**Directions:** Out of the lines below, please list those that hold the string "isinulat".
--- start Source material ---
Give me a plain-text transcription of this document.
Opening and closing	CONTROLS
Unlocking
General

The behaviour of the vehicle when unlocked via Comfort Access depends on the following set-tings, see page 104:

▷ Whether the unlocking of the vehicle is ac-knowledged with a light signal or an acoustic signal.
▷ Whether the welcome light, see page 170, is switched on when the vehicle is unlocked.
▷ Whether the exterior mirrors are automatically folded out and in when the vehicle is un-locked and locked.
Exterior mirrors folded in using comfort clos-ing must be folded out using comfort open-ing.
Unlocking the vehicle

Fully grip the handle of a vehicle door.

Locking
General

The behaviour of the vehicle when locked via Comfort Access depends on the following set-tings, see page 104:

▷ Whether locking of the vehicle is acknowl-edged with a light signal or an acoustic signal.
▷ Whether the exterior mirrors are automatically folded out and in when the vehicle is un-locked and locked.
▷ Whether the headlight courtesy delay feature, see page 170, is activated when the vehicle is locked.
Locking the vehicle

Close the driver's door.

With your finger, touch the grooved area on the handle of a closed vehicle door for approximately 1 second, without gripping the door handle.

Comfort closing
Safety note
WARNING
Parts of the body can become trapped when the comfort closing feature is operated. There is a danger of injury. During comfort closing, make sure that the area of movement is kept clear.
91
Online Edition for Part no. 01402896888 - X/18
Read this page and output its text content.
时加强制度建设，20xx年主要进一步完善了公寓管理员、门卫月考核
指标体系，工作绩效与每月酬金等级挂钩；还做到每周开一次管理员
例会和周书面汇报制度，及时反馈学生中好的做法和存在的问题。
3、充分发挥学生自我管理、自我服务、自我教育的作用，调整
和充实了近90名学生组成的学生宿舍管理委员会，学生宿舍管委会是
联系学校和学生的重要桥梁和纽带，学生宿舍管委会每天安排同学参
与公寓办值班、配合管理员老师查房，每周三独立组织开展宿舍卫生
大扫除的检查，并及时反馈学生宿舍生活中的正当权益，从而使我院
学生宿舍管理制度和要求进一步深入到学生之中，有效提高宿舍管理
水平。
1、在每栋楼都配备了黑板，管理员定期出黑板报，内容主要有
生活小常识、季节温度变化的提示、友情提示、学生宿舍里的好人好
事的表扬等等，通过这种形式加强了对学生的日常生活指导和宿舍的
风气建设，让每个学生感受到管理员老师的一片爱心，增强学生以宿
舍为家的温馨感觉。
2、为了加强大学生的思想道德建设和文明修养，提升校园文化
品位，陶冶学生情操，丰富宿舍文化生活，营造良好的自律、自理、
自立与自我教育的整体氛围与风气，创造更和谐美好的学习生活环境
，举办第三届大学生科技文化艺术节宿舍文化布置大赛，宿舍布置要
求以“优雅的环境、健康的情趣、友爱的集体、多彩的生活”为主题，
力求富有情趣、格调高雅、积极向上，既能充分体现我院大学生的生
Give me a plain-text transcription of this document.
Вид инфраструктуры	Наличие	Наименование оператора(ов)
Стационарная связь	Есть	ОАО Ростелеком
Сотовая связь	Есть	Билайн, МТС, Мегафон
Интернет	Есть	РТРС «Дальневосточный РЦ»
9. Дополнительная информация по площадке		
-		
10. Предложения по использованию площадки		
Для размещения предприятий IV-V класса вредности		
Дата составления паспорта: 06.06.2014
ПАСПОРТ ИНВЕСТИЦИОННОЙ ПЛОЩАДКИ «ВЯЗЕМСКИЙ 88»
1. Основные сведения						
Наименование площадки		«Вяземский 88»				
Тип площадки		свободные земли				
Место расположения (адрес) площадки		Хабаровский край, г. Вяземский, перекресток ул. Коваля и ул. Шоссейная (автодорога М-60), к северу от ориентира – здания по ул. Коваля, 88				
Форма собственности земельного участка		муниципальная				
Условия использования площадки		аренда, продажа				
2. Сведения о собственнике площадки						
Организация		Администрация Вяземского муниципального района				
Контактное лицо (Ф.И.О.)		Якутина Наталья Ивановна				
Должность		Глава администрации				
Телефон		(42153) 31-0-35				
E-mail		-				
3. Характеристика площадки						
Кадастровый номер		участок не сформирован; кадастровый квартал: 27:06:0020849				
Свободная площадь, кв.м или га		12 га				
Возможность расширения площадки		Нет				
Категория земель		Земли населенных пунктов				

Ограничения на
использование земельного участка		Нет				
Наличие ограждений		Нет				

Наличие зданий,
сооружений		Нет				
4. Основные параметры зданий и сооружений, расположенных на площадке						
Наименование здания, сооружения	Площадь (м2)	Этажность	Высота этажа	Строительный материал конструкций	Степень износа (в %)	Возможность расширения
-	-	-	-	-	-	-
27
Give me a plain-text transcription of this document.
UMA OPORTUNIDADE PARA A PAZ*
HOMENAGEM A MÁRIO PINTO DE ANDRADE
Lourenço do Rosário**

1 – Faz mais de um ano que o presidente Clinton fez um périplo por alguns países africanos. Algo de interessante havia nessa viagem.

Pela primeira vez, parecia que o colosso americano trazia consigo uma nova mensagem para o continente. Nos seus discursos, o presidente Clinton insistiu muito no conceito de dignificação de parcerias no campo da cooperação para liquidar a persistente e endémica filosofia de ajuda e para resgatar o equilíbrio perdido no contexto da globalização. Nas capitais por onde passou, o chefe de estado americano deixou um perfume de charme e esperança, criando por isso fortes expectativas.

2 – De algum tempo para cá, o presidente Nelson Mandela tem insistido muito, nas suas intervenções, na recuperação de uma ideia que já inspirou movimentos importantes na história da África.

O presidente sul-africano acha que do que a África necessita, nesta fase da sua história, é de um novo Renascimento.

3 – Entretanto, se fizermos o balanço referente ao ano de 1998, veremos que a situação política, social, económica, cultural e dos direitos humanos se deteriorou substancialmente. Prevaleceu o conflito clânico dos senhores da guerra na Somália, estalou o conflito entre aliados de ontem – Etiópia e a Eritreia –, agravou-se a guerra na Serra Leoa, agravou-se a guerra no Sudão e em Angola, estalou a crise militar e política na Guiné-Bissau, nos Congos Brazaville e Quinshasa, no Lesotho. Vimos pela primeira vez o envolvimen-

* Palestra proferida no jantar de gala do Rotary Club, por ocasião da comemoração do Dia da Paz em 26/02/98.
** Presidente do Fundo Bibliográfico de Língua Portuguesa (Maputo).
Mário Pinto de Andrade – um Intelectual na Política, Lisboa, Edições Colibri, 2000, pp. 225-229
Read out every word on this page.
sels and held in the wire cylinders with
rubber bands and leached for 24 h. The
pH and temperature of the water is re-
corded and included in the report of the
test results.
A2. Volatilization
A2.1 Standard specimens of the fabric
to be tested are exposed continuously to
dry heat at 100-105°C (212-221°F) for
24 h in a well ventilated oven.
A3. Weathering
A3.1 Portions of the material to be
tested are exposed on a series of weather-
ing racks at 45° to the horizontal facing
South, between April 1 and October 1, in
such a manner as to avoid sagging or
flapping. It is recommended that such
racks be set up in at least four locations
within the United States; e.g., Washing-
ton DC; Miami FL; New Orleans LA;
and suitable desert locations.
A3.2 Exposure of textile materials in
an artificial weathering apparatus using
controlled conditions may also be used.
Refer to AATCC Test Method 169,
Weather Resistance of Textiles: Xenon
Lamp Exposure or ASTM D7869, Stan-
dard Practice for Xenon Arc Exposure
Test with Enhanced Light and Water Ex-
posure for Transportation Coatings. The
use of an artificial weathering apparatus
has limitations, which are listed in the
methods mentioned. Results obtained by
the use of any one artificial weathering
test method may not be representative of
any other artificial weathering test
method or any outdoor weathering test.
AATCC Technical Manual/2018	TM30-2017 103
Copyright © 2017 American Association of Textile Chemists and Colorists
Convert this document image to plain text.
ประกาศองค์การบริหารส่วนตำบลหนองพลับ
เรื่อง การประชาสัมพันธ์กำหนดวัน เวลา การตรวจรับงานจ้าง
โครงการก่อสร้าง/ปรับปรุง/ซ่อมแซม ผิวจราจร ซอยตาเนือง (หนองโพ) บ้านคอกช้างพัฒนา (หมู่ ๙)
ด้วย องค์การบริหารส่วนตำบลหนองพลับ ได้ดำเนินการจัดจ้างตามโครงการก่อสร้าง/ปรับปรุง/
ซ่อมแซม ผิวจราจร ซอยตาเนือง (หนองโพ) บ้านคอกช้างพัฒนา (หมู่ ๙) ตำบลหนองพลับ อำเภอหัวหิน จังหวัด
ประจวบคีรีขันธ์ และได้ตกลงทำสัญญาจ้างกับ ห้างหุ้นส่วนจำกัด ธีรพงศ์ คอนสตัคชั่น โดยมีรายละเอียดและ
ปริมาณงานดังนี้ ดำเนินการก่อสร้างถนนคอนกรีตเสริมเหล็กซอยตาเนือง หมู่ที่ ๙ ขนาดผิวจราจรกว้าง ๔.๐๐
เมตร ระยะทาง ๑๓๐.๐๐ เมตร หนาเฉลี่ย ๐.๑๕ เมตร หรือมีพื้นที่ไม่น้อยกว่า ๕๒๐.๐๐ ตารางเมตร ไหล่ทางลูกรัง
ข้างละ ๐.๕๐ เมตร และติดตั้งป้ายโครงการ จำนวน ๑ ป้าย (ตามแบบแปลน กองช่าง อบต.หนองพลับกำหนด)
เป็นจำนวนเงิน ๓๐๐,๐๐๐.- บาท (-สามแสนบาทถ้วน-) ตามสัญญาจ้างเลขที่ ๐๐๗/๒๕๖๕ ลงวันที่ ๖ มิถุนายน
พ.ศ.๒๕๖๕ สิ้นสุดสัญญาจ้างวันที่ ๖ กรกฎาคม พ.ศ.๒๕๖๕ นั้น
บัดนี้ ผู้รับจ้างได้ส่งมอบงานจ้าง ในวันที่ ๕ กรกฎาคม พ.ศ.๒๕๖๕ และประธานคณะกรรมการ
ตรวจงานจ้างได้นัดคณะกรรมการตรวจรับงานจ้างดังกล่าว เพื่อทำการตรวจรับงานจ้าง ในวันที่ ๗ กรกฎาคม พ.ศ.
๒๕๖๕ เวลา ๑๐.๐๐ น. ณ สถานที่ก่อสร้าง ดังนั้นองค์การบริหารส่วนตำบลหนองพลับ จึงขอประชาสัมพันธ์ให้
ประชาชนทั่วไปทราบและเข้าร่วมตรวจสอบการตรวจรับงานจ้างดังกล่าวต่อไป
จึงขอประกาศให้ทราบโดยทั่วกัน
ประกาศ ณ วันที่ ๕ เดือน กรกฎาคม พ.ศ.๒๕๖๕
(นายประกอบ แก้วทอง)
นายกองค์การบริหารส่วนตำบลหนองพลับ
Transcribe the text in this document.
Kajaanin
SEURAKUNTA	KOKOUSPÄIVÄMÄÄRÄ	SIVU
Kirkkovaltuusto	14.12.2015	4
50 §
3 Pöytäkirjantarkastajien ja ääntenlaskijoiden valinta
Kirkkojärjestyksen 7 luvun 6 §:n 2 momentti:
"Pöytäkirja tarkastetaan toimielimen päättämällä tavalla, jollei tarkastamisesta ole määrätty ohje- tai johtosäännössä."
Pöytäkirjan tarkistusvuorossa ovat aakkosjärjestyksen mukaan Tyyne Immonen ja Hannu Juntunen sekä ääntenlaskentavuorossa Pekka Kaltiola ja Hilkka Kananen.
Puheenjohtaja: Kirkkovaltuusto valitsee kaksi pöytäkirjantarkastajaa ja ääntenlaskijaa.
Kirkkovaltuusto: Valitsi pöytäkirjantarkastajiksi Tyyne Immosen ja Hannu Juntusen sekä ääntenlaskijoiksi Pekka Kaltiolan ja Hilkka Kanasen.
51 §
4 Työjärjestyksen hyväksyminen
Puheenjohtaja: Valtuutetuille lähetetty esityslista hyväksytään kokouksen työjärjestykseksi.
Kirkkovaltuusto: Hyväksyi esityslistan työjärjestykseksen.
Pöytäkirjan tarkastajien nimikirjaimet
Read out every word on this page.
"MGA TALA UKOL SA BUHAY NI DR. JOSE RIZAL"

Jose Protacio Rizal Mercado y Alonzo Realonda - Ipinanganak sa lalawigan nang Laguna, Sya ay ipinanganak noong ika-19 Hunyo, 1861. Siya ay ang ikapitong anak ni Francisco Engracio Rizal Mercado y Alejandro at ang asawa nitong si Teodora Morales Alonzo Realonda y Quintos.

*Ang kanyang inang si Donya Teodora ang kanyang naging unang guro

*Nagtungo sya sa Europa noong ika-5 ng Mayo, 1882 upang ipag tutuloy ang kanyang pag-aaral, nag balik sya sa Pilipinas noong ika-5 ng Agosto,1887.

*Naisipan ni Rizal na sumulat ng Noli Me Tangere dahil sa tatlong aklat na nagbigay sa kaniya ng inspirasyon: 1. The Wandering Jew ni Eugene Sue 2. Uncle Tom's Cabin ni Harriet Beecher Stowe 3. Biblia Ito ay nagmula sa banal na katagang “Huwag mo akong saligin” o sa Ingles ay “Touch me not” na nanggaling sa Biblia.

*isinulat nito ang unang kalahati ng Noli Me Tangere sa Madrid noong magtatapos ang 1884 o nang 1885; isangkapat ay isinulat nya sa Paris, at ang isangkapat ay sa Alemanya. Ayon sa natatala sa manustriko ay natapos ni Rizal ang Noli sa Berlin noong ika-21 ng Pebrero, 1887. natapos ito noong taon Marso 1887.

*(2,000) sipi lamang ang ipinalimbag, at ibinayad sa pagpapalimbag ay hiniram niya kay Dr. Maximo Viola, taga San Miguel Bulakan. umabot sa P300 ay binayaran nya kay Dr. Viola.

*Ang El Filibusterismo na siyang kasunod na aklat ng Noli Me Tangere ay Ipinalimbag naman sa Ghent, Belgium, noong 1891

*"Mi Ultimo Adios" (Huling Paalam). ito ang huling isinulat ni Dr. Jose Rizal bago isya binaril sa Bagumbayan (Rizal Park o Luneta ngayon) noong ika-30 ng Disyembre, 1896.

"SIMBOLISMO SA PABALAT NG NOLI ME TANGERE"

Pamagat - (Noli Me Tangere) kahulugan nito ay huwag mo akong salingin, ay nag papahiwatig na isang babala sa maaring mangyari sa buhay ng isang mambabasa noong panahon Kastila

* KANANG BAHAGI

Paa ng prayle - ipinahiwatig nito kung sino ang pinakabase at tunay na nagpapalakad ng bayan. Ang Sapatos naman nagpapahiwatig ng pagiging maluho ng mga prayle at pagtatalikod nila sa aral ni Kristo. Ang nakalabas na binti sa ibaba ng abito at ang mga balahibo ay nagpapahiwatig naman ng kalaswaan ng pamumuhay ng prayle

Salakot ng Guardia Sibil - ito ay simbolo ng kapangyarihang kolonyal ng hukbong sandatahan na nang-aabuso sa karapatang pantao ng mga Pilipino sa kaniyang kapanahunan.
--- end Source material ---
**The reply:**
*isinulat nito ang unang kalahati ng Noli Me Tangere sa Madrid noong magtatapos ang 1884 o nang 1885; isangkapat ay isinulat nya sa Paris, at ang isangkapat ay sa Alemanya. Ayon sa natatala sa manustriko ay natapos ni Rizal ang Noli sa Berlin noong ika-21 ng Pebrero, 1887. natapos ito noong taon Marso 1887.
*"Mi Ultimo Adios" (Huling Paalam). ito ang huling isinulat ni Dr. Jose Rizal bago isya binaril sa Bagumbayan (Rizal Park o Luneta ngayon) noong ika-30 ng Disyembre, 1896.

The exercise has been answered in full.